### EXERCISE DESCRIPTION
Provide the number of lines where the word "июля" occurs, and no other text.

### STORED RECORDS
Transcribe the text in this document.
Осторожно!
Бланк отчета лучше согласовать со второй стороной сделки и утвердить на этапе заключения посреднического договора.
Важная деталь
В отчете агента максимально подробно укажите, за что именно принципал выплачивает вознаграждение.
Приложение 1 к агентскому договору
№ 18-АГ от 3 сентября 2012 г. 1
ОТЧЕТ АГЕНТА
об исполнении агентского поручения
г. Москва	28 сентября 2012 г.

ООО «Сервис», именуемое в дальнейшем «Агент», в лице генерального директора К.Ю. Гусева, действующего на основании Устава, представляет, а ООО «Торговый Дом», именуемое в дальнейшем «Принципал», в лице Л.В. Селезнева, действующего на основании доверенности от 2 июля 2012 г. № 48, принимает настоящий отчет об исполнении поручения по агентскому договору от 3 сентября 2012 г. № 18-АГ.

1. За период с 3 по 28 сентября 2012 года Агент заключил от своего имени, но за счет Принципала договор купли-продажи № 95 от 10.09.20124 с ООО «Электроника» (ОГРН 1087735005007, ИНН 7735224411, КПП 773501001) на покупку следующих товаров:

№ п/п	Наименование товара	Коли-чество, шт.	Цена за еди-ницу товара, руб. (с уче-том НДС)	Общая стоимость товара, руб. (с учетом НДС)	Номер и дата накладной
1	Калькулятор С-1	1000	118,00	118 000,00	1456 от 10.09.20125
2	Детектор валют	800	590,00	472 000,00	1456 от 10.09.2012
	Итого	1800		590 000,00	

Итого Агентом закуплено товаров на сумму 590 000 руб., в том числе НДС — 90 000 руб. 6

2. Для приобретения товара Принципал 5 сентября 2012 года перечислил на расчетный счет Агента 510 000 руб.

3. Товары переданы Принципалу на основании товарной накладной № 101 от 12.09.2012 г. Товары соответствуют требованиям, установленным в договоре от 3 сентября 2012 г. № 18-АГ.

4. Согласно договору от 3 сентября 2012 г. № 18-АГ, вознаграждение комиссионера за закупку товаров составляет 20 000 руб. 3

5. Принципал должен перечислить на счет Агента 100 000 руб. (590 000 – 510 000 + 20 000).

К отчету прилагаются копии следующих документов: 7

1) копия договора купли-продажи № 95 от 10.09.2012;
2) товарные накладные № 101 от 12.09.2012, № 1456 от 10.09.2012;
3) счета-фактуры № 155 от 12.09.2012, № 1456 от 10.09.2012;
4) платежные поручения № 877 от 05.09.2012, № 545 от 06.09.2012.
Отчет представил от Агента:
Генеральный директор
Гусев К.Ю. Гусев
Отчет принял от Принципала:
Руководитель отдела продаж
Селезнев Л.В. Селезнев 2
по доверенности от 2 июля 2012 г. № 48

==

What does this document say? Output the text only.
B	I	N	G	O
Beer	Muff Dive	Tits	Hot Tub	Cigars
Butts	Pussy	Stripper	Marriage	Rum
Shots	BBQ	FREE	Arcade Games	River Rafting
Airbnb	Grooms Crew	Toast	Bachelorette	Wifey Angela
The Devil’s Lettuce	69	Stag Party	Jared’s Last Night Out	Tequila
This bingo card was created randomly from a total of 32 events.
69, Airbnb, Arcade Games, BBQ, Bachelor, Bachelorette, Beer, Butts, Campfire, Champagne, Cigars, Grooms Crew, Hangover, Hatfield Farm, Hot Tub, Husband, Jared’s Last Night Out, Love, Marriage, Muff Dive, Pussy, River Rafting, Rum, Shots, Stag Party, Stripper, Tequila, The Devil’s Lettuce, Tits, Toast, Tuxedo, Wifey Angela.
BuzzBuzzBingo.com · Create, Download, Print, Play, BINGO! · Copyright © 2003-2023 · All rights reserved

### THE COMPLETED TASK
2